Locate the string "hayata" in the records below. Copy every line where it occurs.
--------------------------------
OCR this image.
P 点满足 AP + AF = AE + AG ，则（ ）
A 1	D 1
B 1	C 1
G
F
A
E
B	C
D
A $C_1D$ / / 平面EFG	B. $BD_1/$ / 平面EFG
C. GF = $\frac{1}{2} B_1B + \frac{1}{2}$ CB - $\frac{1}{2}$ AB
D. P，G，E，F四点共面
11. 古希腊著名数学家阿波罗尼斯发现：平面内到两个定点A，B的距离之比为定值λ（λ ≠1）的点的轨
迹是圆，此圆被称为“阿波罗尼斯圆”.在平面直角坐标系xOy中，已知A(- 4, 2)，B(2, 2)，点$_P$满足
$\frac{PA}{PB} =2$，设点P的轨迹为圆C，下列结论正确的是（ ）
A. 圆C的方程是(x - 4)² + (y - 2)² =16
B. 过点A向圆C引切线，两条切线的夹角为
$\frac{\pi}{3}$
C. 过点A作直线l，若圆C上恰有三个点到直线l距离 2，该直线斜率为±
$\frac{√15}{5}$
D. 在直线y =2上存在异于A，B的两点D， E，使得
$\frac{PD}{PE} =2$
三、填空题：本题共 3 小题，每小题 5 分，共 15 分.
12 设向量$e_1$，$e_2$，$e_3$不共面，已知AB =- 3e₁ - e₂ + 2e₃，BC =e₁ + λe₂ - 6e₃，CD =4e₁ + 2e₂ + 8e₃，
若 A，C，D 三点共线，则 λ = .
--------------------------------
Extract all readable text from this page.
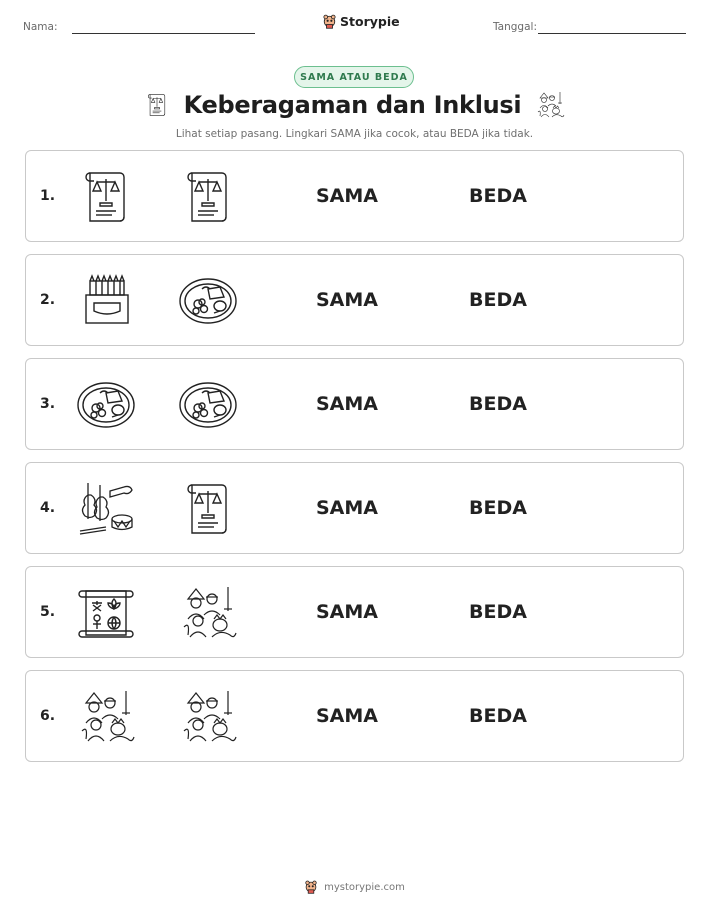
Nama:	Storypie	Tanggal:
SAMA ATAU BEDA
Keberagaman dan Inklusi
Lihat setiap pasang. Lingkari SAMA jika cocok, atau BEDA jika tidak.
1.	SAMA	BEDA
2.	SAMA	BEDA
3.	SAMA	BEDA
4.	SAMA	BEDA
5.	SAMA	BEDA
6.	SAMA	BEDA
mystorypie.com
--------------------------------
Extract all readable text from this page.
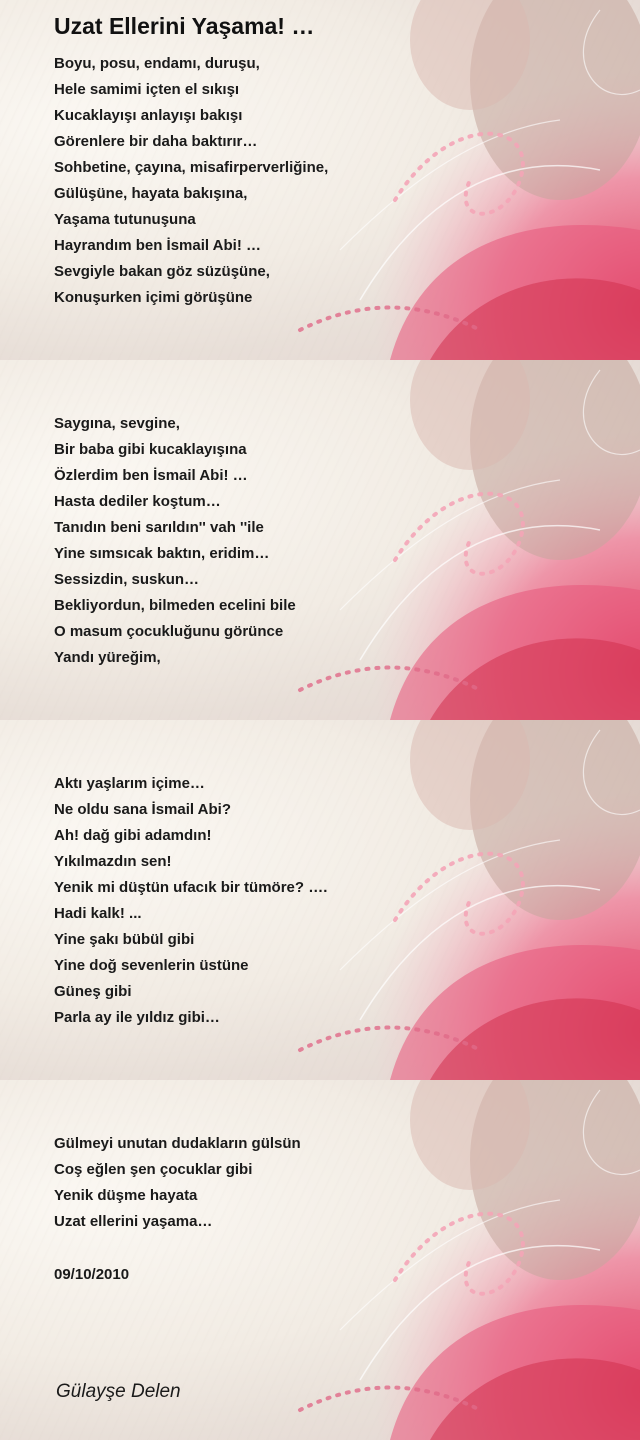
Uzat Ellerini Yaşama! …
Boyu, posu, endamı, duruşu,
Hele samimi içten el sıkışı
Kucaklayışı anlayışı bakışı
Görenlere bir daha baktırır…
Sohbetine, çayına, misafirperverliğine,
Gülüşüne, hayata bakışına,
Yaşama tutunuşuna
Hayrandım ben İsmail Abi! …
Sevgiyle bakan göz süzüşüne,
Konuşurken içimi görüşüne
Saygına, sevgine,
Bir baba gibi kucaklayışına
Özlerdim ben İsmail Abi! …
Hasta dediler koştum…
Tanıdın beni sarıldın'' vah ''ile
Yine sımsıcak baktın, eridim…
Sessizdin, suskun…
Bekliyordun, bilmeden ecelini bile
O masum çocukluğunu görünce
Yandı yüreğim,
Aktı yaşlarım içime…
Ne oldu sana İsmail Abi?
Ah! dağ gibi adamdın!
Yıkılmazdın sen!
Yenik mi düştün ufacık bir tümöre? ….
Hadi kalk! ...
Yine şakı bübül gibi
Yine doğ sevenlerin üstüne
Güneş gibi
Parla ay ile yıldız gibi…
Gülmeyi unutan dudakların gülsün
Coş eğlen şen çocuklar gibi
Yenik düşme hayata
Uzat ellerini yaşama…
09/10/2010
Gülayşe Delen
--------------------------------
● SOLUTION TO THIS EXERCISE:
Gülüşüne, hayata bakışına,
Yenik düşme hayata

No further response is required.